▶ _What you need to do_:
Retype the listing that follows, exactly as written.

▶ _Input data_:
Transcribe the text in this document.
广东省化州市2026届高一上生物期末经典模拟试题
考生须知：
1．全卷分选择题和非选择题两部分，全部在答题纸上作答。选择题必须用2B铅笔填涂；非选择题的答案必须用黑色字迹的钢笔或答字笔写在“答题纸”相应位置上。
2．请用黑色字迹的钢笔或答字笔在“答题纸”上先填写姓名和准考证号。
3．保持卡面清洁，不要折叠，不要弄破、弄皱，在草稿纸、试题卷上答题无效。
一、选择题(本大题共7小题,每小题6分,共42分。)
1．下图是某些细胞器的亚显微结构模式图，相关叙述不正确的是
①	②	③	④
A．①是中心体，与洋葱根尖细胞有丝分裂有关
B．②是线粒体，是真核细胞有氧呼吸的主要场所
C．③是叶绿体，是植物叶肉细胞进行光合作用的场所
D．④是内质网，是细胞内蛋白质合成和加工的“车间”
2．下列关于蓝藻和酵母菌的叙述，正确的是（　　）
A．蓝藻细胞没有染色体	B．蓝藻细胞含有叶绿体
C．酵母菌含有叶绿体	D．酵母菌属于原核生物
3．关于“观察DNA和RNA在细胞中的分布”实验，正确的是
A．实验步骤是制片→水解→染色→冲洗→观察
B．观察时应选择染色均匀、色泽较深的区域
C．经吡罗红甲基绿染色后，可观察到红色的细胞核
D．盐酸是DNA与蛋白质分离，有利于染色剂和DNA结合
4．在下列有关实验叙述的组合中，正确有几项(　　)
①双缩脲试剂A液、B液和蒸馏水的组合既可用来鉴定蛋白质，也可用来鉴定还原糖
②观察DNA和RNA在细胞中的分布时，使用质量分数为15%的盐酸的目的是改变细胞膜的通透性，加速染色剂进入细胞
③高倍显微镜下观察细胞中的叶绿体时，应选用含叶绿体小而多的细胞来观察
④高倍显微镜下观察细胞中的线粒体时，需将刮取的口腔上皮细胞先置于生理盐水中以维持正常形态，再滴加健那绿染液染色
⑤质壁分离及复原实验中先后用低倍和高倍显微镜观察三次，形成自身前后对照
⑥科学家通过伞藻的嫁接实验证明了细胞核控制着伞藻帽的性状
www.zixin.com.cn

▶ _Task answer_:
Transcribe the text in this document.
广东省化州市2026届高一上生物期末经典模拟试题
考生须知：
1．全卷分选择题和非选择题两部分，全部在答题纸上作答。选择题必须用2B铅笔填涂；非选择题的答案必须用黑色字迹的钢笔或答字笔写在“答题纸”相应位置上。
2．请用黑色字迹的钢笔或答字笔在“答题纸”上先填写姓名和准考证号。
3．保持卡面清洁，不要折叠，不要弄破、弄皱，在草稿纸、试题卷上答题无效。
一、选择题(本大题共7小题,每小题6分,共42分。)
1．下图是某些细胞器的亚显微结构模式图，相关叙述不正确的是
①	②	③	④
A．①是中心体，与洋葱根尖细胞有丝分裂有关
B．②是线粒体，是真核细胞有氧呼吸的主要场所
C．③是叶绿体，是植物叶肉细胞进行光合作用的场所
D．④是内质网，是细胞内蛋白质合成和加工的“车间”
2．下列关于蓝藻和酵母菌的叙述，正确的是（　　）
A．蓝藻细胞没有染色体	B．蓝藻细胞含有叶绿体
C．酵母菌含有叶绿体	D．酵母菌属于原核生物
3．关于“观察DNA和RNA在细胞中的分布”实验，正确的是
A．实验步骤是制片→水解→染色→冲洗→观察
B．观察时应选择染色均匀、色泽较深的区域
C．经吡罗红甲基绿染色后，可观察到红色的细胞核
D．盐酸是DNA与蛋白质分离，有利于染色剂和DNA结合
4．在下列有关实验叙述的组合中，正确有几项(　　)
①双缩脲试剂A液、B液和蒸馏水的组合既可用来鉴定蛋白质，也可用来鉴定还原糖
②观察DNA和RNA在细胞中的分布时，使用质量分数为15%的盐酸的目的是改变细胞膜的通透性，加速染色剂进入细胞
③高倍显微镜下观察细胞中的叶绿体时，应选用含叶绿体小而多的细胞来观察
④高倍显微镜下观察细胞中的线粒体时，需将刮取的口腔上皮细胞先置于生理盐水中以维持正常形态，再滴加健那绿染液染色
⑤质壁分离及复原实验中先后用低倍和高倍显微镜观察三次，形成自身前后对照
⑥科学家通过伞藻的嫁接实验证明了细胞核控制着伞藻帽的性状
www.zixin.com.cn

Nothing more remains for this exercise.